+++ Stored records +++

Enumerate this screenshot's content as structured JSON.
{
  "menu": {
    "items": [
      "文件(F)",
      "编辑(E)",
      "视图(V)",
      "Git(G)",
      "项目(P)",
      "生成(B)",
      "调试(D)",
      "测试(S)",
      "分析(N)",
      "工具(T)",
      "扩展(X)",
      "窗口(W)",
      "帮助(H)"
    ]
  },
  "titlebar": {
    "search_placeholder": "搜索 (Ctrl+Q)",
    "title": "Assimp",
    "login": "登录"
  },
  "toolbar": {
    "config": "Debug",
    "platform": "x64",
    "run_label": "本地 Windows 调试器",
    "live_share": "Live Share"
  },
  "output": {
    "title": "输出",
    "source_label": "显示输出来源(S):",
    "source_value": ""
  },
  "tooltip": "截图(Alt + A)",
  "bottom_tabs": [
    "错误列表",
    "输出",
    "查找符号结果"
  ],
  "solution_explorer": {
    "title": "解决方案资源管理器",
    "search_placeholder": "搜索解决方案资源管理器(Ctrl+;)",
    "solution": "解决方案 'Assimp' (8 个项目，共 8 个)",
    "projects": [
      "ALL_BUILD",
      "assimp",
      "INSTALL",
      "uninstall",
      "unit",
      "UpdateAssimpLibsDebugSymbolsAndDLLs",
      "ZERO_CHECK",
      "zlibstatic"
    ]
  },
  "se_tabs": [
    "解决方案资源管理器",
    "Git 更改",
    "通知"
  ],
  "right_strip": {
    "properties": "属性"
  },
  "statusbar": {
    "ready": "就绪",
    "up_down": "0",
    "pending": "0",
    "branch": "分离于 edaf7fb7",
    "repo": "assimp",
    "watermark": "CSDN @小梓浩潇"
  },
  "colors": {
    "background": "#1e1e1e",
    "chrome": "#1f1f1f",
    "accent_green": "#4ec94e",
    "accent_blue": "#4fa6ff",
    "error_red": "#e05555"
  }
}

+++

**Exercise description:** Nothing should be left out: return all of the records exactly.

**Exercise output:**
Enumerate this screenshot's content as structured JSON.
{
  "menu": {
    "items": [
      "文件(F)",
      "编辑(E)",
      "视图(V)",
      "Git(G)",
      "项目(P)",
      "生成(B)",
      "调试(D)",
      "测试(S)",
      "分析(N)",
      "工具(T)",
      "扩展(X)",
      "窗口(W)",
      "帮助(H)"
    ]
  },
  "titlebar": {
    "search_placeholder": "搜索 (Ctrl+Q)",
    "title": "Assimp",
    "login": "登录"
  },
  "toolbar": {
    "config": "Debug",
    "platform": "x64",
    "run_label": "本地 Windows 调试器",
    "live_share": "Live Share"
  },
  "output": {
    "title": "输出",
    "source_label": "显示输出来源(S):",
    "source_value": ""
  },
  "tooltip": "截图(Alt + A)",
  "bottom_tabs": [
    "错误列表",
    "输出",
    "查找符号结果"
  ],
  "solution_explorer": {
    "title": "解决方案资源管理器",
    "search_placeholder": "搜索解决方案资源管理器(Ctrl+;)",
    "solution": "解决方案 'Assimp' (8 个项目，共 8 个)",
    "projects": [
      "ALL_BUILD",
      "assimp",
      "INSTALL",
      "uninstall",
      "unit",
      "UpdateAssimpLibsDebugSymbolsAndDLLs",
      "ZERO_CHECK",
      "zlibstatic"
    ]
  },
  "se_tabs": [
    "解决方案资源管理器",
    "Git 更改",
    "通知"
  ],
  "right_strip": {
    "properties": "属性"
  },
  "statusbar": {
    "ready": "就绪",
    "up_down": "0",
    "pending": "0",
    "branch": "分离于 edaf7fb7",
    "repo": "assimp",
    "watermark": "CSDN @小梓浩潇"
  },
  "colors": {
    "background": "#1e1e1e",
    "chrome": "#1f1f1f",
    "accent_green": "#4ec94e",
    "accent_blue": "#4fa6ff",
    "error_red": "#e05555"
  }
}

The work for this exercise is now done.